* [AIM] Keep only the lines of the listing that include the word "content", and copy them.

* [DATA LISTING]
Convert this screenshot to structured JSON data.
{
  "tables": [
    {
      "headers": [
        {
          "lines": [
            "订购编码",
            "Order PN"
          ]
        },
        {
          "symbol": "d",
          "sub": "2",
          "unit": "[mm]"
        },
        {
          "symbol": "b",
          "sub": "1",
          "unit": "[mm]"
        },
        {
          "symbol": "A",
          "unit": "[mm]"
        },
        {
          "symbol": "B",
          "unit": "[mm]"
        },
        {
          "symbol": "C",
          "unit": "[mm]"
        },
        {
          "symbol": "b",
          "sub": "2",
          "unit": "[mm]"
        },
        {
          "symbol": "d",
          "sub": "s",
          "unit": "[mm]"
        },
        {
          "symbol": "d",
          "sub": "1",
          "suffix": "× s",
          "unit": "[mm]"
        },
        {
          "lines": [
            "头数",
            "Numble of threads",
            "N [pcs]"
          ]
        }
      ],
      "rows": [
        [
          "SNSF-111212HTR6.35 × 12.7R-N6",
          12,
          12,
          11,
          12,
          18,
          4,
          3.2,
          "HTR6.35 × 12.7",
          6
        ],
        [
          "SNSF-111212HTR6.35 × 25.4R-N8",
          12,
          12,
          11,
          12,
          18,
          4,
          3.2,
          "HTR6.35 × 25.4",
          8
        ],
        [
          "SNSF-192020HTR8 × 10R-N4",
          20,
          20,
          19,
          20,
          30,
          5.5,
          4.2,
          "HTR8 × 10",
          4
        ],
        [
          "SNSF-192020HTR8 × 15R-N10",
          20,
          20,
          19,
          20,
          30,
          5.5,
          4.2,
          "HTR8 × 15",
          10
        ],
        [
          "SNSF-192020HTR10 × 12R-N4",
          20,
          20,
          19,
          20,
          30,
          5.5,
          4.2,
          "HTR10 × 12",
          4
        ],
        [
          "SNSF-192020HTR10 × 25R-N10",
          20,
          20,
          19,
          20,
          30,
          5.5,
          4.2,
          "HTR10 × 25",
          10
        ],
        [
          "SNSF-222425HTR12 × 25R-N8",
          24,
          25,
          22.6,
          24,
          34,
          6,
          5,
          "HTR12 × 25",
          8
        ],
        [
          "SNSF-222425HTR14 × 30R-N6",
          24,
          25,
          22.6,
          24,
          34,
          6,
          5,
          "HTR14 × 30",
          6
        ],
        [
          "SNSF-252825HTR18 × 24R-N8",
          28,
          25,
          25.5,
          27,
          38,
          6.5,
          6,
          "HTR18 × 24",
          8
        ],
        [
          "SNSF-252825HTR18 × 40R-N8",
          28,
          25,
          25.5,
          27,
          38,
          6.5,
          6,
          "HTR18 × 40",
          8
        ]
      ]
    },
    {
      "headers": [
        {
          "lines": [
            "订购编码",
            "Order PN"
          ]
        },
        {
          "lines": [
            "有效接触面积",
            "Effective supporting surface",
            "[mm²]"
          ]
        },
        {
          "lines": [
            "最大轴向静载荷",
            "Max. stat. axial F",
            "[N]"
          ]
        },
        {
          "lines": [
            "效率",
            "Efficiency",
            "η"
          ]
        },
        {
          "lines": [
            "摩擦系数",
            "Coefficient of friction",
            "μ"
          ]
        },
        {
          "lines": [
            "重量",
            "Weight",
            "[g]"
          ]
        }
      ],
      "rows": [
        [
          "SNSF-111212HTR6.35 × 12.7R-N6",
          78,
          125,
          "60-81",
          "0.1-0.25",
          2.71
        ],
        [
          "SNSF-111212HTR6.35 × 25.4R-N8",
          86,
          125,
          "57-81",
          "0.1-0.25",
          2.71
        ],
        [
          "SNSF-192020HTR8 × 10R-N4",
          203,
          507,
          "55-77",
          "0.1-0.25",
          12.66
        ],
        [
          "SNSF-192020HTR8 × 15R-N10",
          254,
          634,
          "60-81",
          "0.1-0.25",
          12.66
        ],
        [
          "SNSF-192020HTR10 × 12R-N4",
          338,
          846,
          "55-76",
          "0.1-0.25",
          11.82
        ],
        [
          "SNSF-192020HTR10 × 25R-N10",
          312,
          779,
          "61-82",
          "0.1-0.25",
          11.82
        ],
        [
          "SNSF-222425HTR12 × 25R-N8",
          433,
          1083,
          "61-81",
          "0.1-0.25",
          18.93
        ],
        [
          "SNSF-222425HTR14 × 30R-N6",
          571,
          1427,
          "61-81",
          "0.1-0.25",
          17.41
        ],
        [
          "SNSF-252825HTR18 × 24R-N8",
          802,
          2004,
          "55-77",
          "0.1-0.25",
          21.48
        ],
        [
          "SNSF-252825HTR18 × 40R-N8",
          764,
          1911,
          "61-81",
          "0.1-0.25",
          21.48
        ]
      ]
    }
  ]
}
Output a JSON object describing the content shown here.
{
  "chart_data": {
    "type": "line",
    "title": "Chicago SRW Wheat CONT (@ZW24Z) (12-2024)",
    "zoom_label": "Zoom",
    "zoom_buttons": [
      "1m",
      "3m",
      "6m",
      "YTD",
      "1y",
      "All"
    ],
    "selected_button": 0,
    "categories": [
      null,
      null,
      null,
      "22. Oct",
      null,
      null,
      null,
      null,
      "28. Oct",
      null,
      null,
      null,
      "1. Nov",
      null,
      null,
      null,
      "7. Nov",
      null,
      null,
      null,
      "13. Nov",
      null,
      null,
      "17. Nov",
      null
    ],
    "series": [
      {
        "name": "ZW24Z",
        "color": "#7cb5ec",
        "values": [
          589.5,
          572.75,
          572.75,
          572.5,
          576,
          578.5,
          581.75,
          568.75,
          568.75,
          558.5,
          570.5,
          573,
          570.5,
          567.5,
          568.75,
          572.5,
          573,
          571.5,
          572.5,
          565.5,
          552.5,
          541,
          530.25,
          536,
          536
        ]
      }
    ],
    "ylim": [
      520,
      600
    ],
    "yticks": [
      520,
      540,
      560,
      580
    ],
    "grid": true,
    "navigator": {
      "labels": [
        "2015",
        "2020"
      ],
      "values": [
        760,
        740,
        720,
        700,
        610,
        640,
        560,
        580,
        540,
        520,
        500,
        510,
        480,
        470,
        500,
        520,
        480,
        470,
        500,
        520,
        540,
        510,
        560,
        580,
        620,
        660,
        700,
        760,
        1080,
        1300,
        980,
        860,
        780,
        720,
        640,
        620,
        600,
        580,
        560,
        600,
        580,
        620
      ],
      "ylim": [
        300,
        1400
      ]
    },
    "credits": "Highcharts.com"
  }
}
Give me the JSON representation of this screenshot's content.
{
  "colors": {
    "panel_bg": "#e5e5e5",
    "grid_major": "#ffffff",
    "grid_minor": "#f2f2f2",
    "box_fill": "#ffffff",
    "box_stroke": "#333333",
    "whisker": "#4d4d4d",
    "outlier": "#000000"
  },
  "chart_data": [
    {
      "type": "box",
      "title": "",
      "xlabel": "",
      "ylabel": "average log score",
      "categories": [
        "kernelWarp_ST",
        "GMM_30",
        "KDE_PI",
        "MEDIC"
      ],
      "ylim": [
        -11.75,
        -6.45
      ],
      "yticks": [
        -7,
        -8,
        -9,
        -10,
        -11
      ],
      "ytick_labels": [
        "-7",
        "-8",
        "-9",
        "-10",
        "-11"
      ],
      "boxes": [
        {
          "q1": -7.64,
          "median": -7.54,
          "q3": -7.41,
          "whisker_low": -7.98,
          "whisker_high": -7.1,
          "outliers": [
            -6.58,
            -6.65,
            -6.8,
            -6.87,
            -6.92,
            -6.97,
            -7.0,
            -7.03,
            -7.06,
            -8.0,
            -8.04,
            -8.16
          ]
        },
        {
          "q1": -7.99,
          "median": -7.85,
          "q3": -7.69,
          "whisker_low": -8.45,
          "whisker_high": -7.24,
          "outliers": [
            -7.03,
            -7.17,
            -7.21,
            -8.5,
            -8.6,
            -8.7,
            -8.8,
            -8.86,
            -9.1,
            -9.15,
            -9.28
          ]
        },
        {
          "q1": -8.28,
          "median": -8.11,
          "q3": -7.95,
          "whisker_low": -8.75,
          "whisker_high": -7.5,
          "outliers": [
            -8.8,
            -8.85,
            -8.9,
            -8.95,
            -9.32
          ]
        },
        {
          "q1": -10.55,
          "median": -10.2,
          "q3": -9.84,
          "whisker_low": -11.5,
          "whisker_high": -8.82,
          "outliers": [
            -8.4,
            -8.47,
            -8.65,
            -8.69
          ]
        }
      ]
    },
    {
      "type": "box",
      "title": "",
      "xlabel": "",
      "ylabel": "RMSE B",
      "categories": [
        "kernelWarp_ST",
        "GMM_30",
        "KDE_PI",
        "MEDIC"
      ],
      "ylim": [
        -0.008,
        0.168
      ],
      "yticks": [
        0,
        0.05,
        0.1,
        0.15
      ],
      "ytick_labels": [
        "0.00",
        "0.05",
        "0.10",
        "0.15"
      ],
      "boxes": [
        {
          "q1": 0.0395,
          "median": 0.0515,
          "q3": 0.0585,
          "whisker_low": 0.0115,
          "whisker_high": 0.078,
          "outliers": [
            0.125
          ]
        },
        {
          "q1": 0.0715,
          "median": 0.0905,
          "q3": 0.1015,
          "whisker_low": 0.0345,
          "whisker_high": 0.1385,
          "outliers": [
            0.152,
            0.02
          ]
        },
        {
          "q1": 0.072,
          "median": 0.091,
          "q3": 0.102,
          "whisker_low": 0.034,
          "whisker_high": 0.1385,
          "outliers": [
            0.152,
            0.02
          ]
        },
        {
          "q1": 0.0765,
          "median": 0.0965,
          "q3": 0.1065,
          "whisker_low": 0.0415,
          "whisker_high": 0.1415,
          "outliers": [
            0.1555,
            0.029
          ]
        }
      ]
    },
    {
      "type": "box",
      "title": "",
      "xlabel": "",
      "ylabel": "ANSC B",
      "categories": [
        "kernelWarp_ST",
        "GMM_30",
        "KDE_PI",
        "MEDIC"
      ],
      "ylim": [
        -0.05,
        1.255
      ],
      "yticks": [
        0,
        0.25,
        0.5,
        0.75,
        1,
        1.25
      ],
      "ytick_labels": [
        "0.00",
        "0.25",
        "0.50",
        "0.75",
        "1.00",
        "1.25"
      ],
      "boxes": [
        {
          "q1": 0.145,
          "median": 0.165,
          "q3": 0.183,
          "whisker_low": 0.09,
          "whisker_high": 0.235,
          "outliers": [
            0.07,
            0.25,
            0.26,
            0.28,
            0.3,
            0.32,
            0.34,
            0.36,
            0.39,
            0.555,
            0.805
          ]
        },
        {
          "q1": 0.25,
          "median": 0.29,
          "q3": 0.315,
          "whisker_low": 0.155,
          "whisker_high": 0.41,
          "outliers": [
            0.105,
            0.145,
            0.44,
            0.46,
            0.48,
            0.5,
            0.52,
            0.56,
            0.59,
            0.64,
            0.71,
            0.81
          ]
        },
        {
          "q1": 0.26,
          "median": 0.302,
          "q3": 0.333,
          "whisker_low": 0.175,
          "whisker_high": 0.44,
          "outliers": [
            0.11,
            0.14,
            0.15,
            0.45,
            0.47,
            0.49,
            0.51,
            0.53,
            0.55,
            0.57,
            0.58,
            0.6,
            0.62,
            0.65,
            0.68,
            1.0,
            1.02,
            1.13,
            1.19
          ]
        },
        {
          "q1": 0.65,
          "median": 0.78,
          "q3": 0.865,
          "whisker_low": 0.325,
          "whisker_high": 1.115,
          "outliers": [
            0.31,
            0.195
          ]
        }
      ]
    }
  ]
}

* [TASK ANSWER]
Output a JSON object describing the content shown here.
Give me the JSON representation of this screenshot's content.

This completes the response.